(Records about charts and figures)

::::::::

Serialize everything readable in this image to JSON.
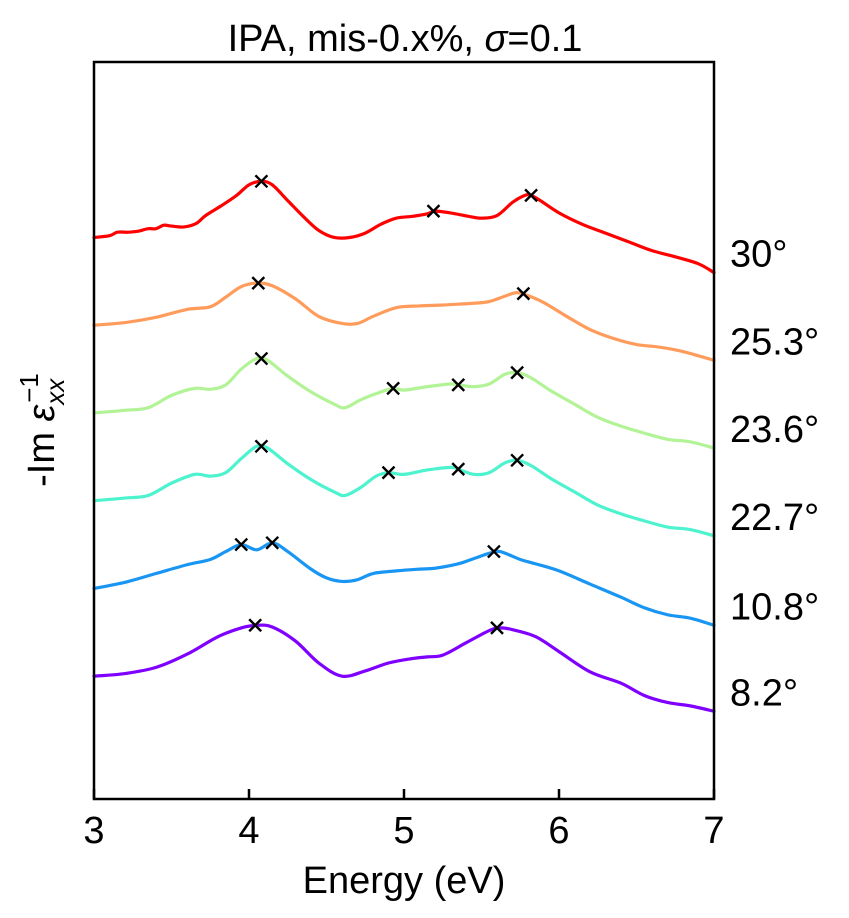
{
  "chart_data": {
    "type": "line",
    "title": "IPA, mis-0.x%, σ=0.1",
    "title_parts": {
      "prefix": "IPA, mis-0.x%, ",
      "symbol": "σ",
      "suffix": "=0.1"
    },
    "xlabel": "Energy (eV)",
    "ylabel": "-Im ε_xx^-1",
    "ylabel_parts": {
      "prefix": "-Im ",
      "symbol": "ε",
      "sub": "xx",
      "sup": "−1"
    },
    "xlim": [
      3,
      7
    ],
    "ylim": [
      -1.4,
      7.0
    ],
    "y_ticks_shown": false,
    "x_ticks": [
      3,
      4,
      5,
      6,
      7
    ],
    "x_tick_labels": [
      "3",
      "4",
      "5",
      "6",
      "7"
    ],
    "grid": false,
    "legend": "none",
    "marker_color": "#000000",
    "series": [
      {
        "angle_label": "8.2°",
        "color": "#8000ff",
        "offset": 0,
        "points": [
          [
            3.0,
            0.0
          ],
          [
            3.2,
            0.03
          ],
          [
            3.4,
            0.1
          ],
          [
            3.6,
            0.25
          ],
          [
            3.8,
            0.45
          ],
          [
            3.95,
            0.55
          ],
          [
            4.05,
            0.58
          ],
          [
            4.15,
            0.56
          ],
          [
            4.3,
            0.4
          ],
          [
            4.45,
            0.15
          ],
          [
            4.6,
            0.0
          ],
          [
            4.75,
            0.06
          ],
          [
            4.9,
            0.15
          ],
          [
            5.05,
            0.2
          ],
          [
            5.15,
            0.22
          ],
          [
            5.25,
            0.24
          ],
          [
            5.4,
            0.38
          ],
          [
            5.55,
            0.52
          ],
          [
            5.62,
            0.55
          ],
          [
            5.7,
            0.53
          ],
          [
            5.85,
            0.45
          ],
          [
            6.0,
            0.28
          ],
          [
            6.2,
            0.05
          ],
          [
            6.4,
            -0.08
          ],
          [
            6.55,
            -0.22
          ],
          [
            6.7,
            -0.3
          ],
          [
            6.85,
            -0.34
          ],
          [
            7.0,
            -0.4
          ]
        ],
        "peaks": [
          [
            4.04,
            0.58
          ],
          [
            5.6,
            0.55
          ]
        ]
      },
      {
        "angle_label": "10.8°",
        "color": "#1996f3",
        "offset": 1,
        "points": [
          [
            3.0,
            0.0
          ],
          [
            3.2,
            0.07
          ],
          [
            3.4,
            0.17
          ],
          [
            3.6,
            0.27
          ],
          [
            3.75,
            0.33
          ],
          [
            3.85,
            0.42
          ],
          [
            3.95,
            0.5
          ],
          [
            4.05,
            0.44
          ],
          [
            4.15,
            0.52
          ],
          [
            4.25,
            0.42
          ],
          [
            4.4,
            0.22
          ],
          [
            4.5,
            0.12
          ],
          [
            4.6,
            0.08
          ],
          [
            4.7,
            0.1
          ],
          [
            4.8,
            0.17
          ],
          [
            4.95,
            0.2
          ],
          [
            5.1,
            0.22
          ],
          [
            5.2,
            0.23
          ],
          [
            5.35,
            0.28
          ],
          [
            5.45,
            0.34
          ],
          [
            5.55,
            0.4
          ],
          [
            5.62,
            0.42
          ],
          [
            5.75,
            0.33
          ],
          [
            5.85,
            0.28
          ],
          [
            6.0,
            0.2
          ],
          [
            6.2,
            0.05
          ],
          [
            6.4,
            -0.1
          ],
          [
            6.55,
            -0.22
          ],
          [
            6.7,
            -0.3
          ],
          [
            6.85,
            -0.34
          ],
          [
            7.0,
            -0.42
          ]
        ],
        "peaks": [
          [
            3.95,
            0.5
          ],
          [
            4.15,
            0.52
          ],
          [
            5.58,
            0.42
          ]
        ]
      },
      {
        "angle_label": "22.7°",
        "color": "#4df3ce",
        "offset": 2,
        "points": [
          [
            3.0,
            0.0
          ],
          [
            3.2,
            0.03
          ],
          [
            3.35,
            0.06
          ],
          [
            3.5,
            0.2
          ],
          [
            3.65,
            0.3
          ],
          [
            3.75,
            0.28
          ],
          [
            3.85,
            0.32
          ],
          [
            3.95,
            0.48
          ],
          [
            4.05,
            0.62
          ],
          [
            4.12,
            0.6
          ],
          [
            4.25,
            0.42
          ],
          [
            4.4,
            0.24
          ],
          [
            4.55,
            0.1
          ],
          [
            4.62,
            0.06
          ],
          [
            4.72,
            0.15
          ],
          [
            4.82,
            0.28
          ],
          [
            4.9,
            0.32
          ],
          [
            5.0,
            0.3
          ],
          [
            5.15,
            0.35
          ],
          [
            5.3,
            0.38
          ],
          [
            5.35,
            0.36
          ],
          [
            5.45,
            0.3
          ],
          [
            5.55,
            0.32
          ],
          [
            5.65,
            0.43
          ],
          [
            5.73,
            0.46
          ],
          [
            5.82,
            0.4
          ],
          [
            5.95,
            0.25
          ],
          [
            6.1,
            0.1
          ],
          [
            6.25,
            -0.05
          ],
          [
            6.4,
            -0.15
          ],
          [
            6.55,
            -0.23
          ],
          [
            6.7,
            -0.3
          ],
          [
            6.85,
            -0.33
          ],
          [
            7.0,
            -0.4
          ]
        ],
        "peaks": [
          [
            4.08,
            0.62
          ],
          [
            4.9,
            0.32
          ],
          [
            5.35,
            0.36
          ],
          [
            5.73,
            0.46
          ]
        ]
      },
      {
        "angle_label": "23.6°",
        "color": "#b2f396",
        "offset": 3,
        "points": [
          [
            3.0,
            0.0
          ],
          [
            3.2,
            0.03
          ],
          [
            3.35,
            0.06
          ],
          [
            3.5,
            0.2
          ],
          [
            3.65,
            0.28
          ],
          [
            3.75,
            0.27
          ],
          [
            3.85,
            0.32
          ],
          [
            3.95,
            0.5
          ],
          [
            4.05,
            0.62
          ],
          [
            4.12,
            0.6
          ],
          [
            4.25,
            0.42
          ],
          [
            4.4,
            0.24
          ],
          [
            4.55,
            0.1
          ],
          [
            4.62,
            0.06
          ],
          [
            4.72,
            0.15
          ],
          [
            4.82,
            0.22
          ],
          [
            4.93,
            0.28
          ],
          [
            5.0,
            0.26
          ],
          [
            5.15,
            0.3
          ],
          [
            5.3,
            0.33
          ],
          [
            5.35,
            0.32
          ],
          [
            5.45,
            0.3
          ],
          [
            5.55,
            0.33
          ],
          [
            5.65,
            0.44
          ],
          [
            5.73,
            0.46
          ],
          [
            5.82,
            0.4
          ],
          [
            5.95,
            0.25
          ],
          [
            6.1,
            0.1
          ],
          [
            6.25,
            -0.05
          ],
          [
            6.4,
            -0.15
          ],
          [
            6.55,
            -0.23
          ],
          [
            6.7,
            -0.3
          ],
          [
            6.85,
            -0.33
          ],
          [
            7.0,
            -0.4
          ]
        ],
        "peaks": [
          [
            4.08,
            0.62
          ],
          [
            4.93,
            0.28
          ],
          [
            5.35,
            0.32
          ],
          [
            5.73,
            0.46
          ]
        ]
      },
      {
        "angle_label": "25.3°",
        "color": "#ff9c5b",
        "offset": 4,
        "points": [
          [
            3.0,
            0.0
          ],
          [
            3.2,
            0.03
          ],
          [
            3.4,
            0.09
          ],
          [
            3.6,
            0.18
          ],
          [
            3.75,
            0.21
          ],
          [
            3.85,
            0.32
          ],
          [
            3.95,
            0.44
          ],
          [
            4.05,
            0.48
          ],
          [
            4.15,
            0.45
          ],
          [
            4.3,
            0.3
          ],
          [
            4.45,
            0.1
          ],
          [
            4.6,
            0.02
          ],
          [
            4.7,
            0.02
          ],
          [
            4.8,
            0.1
          ],
          [
            4.95,
            0.2
          ],
          [
            5.1,
            0.22
          ],
          [
            5.25,
            0.23
          ],
          [
            5.35,
            0.24
          ],
          [
            5.45,
            0.25
          ],
          [
            5.55,
            0.27
          ],
          [
            5.65,
            0.33
          ],
          [
            5.72,
            0.37
          ],
          [
            5.78,
            0.35
          ],
          [
            5.9,
            0.26
          ],
          [
            6.05,
            0.1
          ],
          [
            6.2,
            -0.05
          ],
          [
            6.35,
            -0.15
          ],
          [
            6.5,
            -0.22
          ],
          [
            6.65,
            -0.25
          ],
          [
            6.8,
            -0.3
          ],
          [
            7.0,
            -0.4
          ]
        ],
        "peaks": [
          [
            4.06,
            0.48
          ],
          [
            5.77,
            0.36
          ]
        ]
      },
      {
        "angle_label": "30°",
        "color": "#ff0000",
        "offset": 5,
        "points": [
          [
            3.0,
            0.0
          ],
          [
            3.1,
            0.02
          ],
          [
            3.15,
            0.06
          ],
          [
            3.22,
            0.06
          ],
          [
            3.28,
            0.07
          ],
          [
            3.35,
            0.1
          ],
          [
            3.4,
            0.1
          ],
          [
            3.45,
            0.14
          ],
          [
            3.5,
            0.13
          ],
          [
            3.58,
            0.12
          ],
          [
            3.66,
            0.16
          ],
          [
            3.72,
            0.25
          ],
          [
            3.82,
            0.36
          ],
          [
            3.92,
            0.48
          ],
          [
            4.0,
            0.6
          ],
          [
            4.08,
            0.64
          ],
          [
            4.15,
            0.6
          ],
          [
            4.25,
            0.42
          ],
          [
            4.35,
            0.24
          ],
          [
            4.45,
            0.08
          ],
          [
            4.55,
            0.0
          ],
          [
            4.65,
            0.0
          ],
          [
            4.75,
            0.05
          ],
          [
            4.85,
            0.15
          ],
          [
            4.95,
            0.22
          ],
          [
            5.05,
            0.24
          ],
          [
            5.15,
            0.27
          ],
          [
            5.2,
            0.3
          ],
          [
            5.3,
            0.28
          ],
          [
            5.42,
            0.24
          ],
          [
            5.5,
            0.22
          ],
          [
            5.6,
            0.25
          ],
          [
            5.7,
            0.4
          ],
          [
            5.78,
            0.48
          ],
          [
            5.82,
            0.48
          ],
          [
            5.88,
            0.42
          ],
          [
            6.0,
            0.28
          ],
          [
            6.15,
            0.15
          ],
          [
            6.3,
            0.05
          ],
          [
            6.45,
            -0.05
          ],
          [
            6.6,
            -0.15
          ],
          [
            6.75,
            -0.22
          ],
          [
            6.9,
            -0.3
          ],
          [
            7.0,
            -0.4
          ]
        ],
        "peaks": [
          [
            4.08,
            0.64
          ],
          [
            5.19,
            0.3
          ],
          [
            5.82,
            0.48
          ]
        ]
      }
    ]
  }
}
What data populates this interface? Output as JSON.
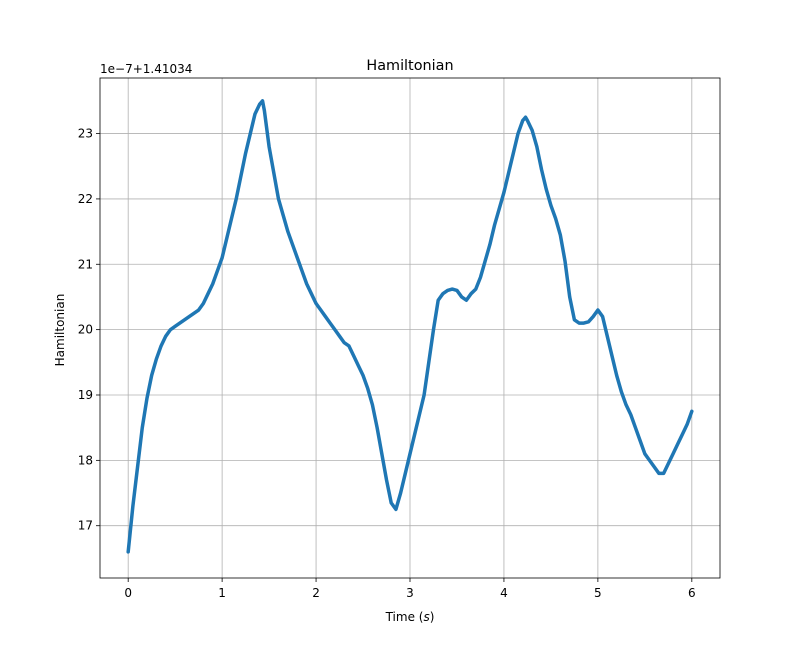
{
  "chart_data": {
    "type": "line",
    "title": "Hamiltonian",
    "xlabel_prefix": "Time (",
    "xlabel_unit": "s",
    "xlabel_suffix": ")",
    "ylabel": "Hamiltonian",
    "y_offset_label": "1e−7+1.41034",
    "xlim": [
      -0.3,
      6.3
    ],
    "ylim": [
      16.2,
      23.85
    ],
    "x_ticks": [
      0,
      1,
      2,
      3,
      4,
      5,
      6
    ],
    "x_tick_labels": [
      "0",
      "1",
      "2",
      "3",
      "4",
      "5",
      "6"
    ],
    "y_ticks": [
      17,
      18,
      19,
      20,
      21,
      22,
      23
    ],
    "y_tick_labels": [
      "17",
      "18",
      "19",
      "20",
      "21",
      "22",
      "23"
    ],
    "grid": true,
    "line_color": "#1f77b4",
    "series": [
      {
        "x": [
          0,
          0.05,
          0.1,
          0.15,
          0.2,
          0.25,
          0.3,
          0.35,
          0.4,
          0.45,
          0.5,
          0.55,
          0.6,
          0.65,
          0.7,
          0.75,
          0.8,
          0.85,
          0.9,
          0.95,
          1.0,
          1.05,
          1.1,
          1.15,
          1.2,
          1.25,
          1.3,
          1.35,
          1.4,
          1.43,
          1.45,
          1.5,
          1.55,
          1.6,
          1.65,
          1.7,
          1.75,
          1.8,
          1.85,
          1.9,
          1.95,
          2.0,
          2.05,
          2.1,
          2.15,
          2.2,
          2.25,
          2.3,
          2.35,
          2.4,
          2.45,
          2.5,
          2.55,
          2.6,
          2.65,
          2.7,
          2.75,
          2.8,
          2.85,
          2.9,
          2.95,
          3.0,
          3.05,
          3.1,
          3.15,
          3.2,
          3.25,
          3.3,
          3.35,
          3.4,
          3.45,
          3.5,
          3.55,
          3.6,
          3.65,
          3.7,
          3.75,
          3.8,
          3.85,
          3.9,
          3.95,
          4.0,
          4.05,
          4.1,
          4.15,
          4.2,
          4.23,
          4.25,
          4.3,
          4.35,
          4.4,
          4.45,
          4.5,
          4.55,
          4.6,
          4.65,
          4.7,
          4.75,
          4.8,
          4.85,
          4.9,
          4.95,
          5.0,
          5.05,
          5.1,
          5.15,
          5.2,
          5.25,
          5.3,
          5.35,
          5.4,
          5.45,
          5.5,
          5.55,
          5.6,
          5.65,
          5.7,
          5.75,
          5.8,
          5.85,
          5.9,
          5.95,
          6.0
        ],
        "y": [
          16.6,
          17.3,
          17.9,
          18.5,
          18.95,
          19.3,
          19.55,
          19.75,
          19.9,
          20.0,
          20.05,
          20.1,
          20.15,
          20.2,
          20.25,
          20.3,
          20.4,
          20.55,
          20.7,
          20.9,
          21.1,
          21.4,
          21.7,
          22.0,
          22.35,
          22.7,
          23.0,
          23.3,
          23.45,
          23.5,
          23.35,
          22.8,
          22.4,
          22.0,
          21.75,
          21.5,
          21.3,
          21.1,
          20.9,
          20.7,
          20.55,
          20.4,
          20.3,
          20.2,
          20.1,
          20.0,
          19.9,
          19.8,
          19.75,
          19.6,
          19.45,
          19.3,
          19.1,
          18.85,
          18.5,
          18.1,
          17.7,
          17.35,
          17.25,
          17.5,
          17.8,
          18.1,
          18.4,
          18.7,
          19.0,
          19.5,
          20.0,
          20.45,
          20.55,
          20.6,
          20.62,
          20.6,
          20.5,
          20.45,
          20.55,
          20.62,
          20.8,
          21.05,
          21.3,
          21.6,
          21.85,
          22.1,
          22.4,
          22.7,
          23.0,
          23.2,
          23.25,
          23.2,
          23.05,
          22.8,
          22.45,
          22.15,
          21.9,
          21.7,
          21.45,
          21.05,
          20.5,
          20.15,
          20.1,
          20.1,
          20.12,
          20.2,
          20.3,
          20.2,
          19.9,
          19.6,
          19.3,
          19.05,
          18.85,
          18.7,
          18.5,
          18.3,
          18.1,
          18.0,
          17.9,
          17.8,
          17.8,
          17.95,
          18.1,
          18.25,
          18.4,
          18.55,
          18.75
        ]
      }
    ]
  }
}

::::::::

Identify the lines of the entries containing the string "this". Copy each such line.

Serialize everything readable in this image to JSON.
What data populates this interface? Output as JSON.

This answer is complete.